• Directions for this task
Check every line in the records below for the word "Obiekt" and report how many have it, nothing more.

--- Begin Task data ---

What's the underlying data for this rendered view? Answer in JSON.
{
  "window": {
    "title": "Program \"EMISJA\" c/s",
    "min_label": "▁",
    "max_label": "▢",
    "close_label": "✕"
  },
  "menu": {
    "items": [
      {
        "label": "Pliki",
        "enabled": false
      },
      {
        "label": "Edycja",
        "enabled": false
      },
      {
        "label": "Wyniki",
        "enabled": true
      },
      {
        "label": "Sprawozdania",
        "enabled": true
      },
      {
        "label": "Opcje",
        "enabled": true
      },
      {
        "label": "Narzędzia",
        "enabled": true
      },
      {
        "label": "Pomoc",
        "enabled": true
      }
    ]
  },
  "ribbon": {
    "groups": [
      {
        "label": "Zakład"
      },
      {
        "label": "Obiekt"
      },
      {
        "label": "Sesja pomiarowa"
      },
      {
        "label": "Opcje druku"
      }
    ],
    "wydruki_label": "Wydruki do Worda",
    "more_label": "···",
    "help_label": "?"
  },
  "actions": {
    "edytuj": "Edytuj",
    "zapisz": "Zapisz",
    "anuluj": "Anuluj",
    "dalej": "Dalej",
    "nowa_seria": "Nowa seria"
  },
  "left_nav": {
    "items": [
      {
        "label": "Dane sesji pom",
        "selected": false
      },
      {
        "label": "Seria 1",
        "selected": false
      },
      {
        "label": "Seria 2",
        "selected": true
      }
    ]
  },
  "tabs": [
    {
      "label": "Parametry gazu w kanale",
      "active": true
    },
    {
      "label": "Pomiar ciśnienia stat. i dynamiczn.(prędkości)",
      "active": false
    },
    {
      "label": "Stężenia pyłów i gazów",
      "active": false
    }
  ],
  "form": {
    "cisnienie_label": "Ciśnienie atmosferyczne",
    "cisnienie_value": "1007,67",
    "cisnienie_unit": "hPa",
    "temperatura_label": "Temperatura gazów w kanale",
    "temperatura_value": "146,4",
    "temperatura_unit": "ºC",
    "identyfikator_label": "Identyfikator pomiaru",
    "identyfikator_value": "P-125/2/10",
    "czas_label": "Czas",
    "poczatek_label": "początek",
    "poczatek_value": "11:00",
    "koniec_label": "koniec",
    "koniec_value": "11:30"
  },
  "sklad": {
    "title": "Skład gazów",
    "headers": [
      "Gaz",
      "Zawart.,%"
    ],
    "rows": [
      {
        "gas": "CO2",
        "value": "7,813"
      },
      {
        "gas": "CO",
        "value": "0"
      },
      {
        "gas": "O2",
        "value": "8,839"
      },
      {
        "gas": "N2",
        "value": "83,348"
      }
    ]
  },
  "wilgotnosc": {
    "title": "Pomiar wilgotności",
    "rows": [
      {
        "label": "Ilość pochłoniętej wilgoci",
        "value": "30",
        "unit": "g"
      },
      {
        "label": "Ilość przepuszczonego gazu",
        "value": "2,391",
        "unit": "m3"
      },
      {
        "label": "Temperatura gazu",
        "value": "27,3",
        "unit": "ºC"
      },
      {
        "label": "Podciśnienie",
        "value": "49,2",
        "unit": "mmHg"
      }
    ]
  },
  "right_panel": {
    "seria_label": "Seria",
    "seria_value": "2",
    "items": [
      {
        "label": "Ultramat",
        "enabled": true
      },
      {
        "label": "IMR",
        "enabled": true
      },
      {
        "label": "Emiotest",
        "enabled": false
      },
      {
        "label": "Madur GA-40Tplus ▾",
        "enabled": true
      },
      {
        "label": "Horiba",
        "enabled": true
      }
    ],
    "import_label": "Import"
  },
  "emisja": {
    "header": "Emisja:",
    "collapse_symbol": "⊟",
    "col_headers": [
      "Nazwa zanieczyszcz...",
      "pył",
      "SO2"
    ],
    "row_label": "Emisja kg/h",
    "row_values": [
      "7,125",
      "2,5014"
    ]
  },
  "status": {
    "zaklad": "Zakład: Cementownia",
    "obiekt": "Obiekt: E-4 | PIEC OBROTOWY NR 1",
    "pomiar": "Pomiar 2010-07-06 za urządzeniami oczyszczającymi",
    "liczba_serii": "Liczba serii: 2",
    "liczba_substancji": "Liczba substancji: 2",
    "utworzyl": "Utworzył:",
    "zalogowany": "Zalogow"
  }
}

--- End Task data ---

• Result of this exercise
2